__EXERCISE DIRECTIONS__
Write each line word for word, from the line that contains "Read all visible content and emit it as JSON." through the last line of the material below.

__RECORDS__

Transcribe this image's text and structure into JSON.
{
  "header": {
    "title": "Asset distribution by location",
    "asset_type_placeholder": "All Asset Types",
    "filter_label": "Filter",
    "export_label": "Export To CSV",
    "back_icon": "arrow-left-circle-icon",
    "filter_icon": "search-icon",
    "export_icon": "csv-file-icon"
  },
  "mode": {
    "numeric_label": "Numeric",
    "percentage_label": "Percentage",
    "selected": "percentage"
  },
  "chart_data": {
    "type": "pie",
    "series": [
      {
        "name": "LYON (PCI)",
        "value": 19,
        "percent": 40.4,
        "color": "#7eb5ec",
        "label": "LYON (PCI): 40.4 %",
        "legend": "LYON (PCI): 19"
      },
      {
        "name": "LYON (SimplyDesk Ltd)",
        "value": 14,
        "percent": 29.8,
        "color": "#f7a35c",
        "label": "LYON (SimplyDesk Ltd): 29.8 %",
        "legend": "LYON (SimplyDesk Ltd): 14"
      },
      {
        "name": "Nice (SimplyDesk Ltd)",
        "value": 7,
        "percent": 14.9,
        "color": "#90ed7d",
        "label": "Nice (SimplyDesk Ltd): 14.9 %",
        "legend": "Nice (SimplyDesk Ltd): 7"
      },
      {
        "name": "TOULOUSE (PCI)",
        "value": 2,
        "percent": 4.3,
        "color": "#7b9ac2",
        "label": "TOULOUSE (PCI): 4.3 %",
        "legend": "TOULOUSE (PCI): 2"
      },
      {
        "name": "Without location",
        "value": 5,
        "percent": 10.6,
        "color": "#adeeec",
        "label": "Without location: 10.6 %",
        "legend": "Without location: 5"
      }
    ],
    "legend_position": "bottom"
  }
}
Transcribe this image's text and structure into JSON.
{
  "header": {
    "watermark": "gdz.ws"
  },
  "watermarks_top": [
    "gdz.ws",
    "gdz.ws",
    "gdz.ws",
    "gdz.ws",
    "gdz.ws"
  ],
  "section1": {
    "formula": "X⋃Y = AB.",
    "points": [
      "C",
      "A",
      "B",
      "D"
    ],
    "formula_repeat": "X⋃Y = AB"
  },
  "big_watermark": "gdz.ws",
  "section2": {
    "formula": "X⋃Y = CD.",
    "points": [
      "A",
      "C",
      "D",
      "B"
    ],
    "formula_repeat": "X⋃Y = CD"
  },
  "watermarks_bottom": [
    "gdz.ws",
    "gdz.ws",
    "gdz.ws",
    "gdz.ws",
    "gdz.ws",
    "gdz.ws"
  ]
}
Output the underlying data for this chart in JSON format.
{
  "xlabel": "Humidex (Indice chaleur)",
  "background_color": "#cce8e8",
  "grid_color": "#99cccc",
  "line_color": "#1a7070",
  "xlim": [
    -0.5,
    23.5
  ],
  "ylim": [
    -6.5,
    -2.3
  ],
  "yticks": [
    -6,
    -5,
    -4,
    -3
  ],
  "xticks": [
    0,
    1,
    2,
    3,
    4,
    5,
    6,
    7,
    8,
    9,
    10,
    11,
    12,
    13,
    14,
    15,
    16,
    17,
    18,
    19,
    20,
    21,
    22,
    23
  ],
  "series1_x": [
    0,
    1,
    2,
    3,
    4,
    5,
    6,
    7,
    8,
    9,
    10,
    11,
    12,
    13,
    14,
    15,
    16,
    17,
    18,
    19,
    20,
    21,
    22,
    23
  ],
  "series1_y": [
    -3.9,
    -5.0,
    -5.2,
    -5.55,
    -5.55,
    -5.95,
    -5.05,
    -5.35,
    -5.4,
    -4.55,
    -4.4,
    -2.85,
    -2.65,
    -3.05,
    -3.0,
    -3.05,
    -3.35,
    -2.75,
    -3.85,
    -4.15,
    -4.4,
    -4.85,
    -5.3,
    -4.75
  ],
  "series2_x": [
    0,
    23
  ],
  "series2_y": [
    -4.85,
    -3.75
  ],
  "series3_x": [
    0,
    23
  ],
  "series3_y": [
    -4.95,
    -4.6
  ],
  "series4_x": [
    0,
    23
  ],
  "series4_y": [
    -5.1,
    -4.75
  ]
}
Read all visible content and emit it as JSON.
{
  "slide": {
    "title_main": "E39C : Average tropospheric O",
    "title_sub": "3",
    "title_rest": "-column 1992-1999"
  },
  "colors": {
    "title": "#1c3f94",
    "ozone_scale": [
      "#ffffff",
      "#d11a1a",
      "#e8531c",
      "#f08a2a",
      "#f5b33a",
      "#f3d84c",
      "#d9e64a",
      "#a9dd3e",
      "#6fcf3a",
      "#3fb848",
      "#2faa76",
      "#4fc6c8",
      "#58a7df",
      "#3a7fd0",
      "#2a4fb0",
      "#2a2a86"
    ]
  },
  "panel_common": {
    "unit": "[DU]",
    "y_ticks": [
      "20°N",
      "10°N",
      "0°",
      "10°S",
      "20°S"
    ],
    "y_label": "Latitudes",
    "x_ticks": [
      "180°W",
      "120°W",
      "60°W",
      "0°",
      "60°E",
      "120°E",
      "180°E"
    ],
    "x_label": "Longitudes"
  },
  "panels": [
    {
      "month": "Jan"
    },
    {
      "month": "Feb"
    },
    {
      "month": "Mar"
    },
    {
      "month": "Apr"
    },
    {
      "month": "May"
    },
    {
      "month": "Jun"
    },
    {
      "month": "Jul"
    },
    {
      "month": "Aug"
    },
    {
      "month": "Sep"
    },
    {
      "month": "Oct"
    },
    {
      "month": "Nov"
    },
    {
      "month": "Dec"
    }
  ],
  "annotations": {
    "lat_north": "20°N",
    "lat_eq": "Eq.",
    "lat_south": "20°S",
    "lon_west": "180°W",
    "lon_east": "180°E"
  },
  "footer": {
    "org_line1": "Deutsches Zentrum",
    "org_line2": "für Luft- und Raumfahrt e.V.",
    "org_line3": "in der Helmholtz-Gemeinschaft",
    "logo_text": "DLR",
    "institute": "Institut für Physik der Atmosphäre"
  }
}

__FINISHED ANSWER__
Read all visible content and emit it as JSON.
{
  "slide": {
    "title_main": "E39C : Average tropospheric O",
    "title_sub": "3",
    "title_rest": "-column 1992-1999"
  },
  "colors": {
    "title": "#1c3f94",
    "ozone_scale": [
      "#ffffff",
      "#d11a1a",
      "#e8531c",
      "#f08a2a",
      "#f5b33a",
      "#f3d84c",
      "#d9e64a",
      "#a9dd3e",
      "#6fcf3a",
      "#3fb848",
      "#2faa76",
      "#4fc6c8",
      "#58a7df",
      "#3a7fd0",
      "#2a4fb0",
      "#2a2a86"
    ]
  },
  "panel_common": {
    "unit": "[DU]",
    "y_ticks": [
      "20°N",
      "10°N",
      "0°",
      "10°S",
      "20°S"
    ],
    "y_label": "Latitudes",
    "x_ticks": [
      "180°W",
      "120°W",
      "60°W",
      "0°",
      "60°E",
      "120°E",
      "180°E"
    ],
    "x_label": "Longitudes"
  },
  "panels": [
    {
      "month": "Jan"
    },
    {
      "month": "Feb"
    },
    {
      "month": "Mar"
    },
    {
      "month": "Apr"
    },
    {
      "month": "May"
    },
    {
      "month": "Jun"
    },
    {
      "month": "Jul"
    },
    {
      "month": "Aug"
    },
    {
      "month": "Sep"
    },
    {
      "month": "Oct"
    },
    {
      "month": "Nov"
    },
    {
      "month": "Dec"
    }
  ],
  "annotations": {
    "lat_north": "20°N",
    "lat_eq": "Eq.",
    "lat_south": "20°S",
    "lon_west": "180°W",
    "lon_east": "180°E"
  },
  "footer": {
    "org_line1": "Deutsches Zentrum",
    "org_line2": "für Luft- und Raumfahrt e.V.",
    "org_line3": "in der Helmholtz-Gemeinschaft",
    "logo_text": "DLR",
    "institute": "Institut für Physik der Atmosphäre"
  }
}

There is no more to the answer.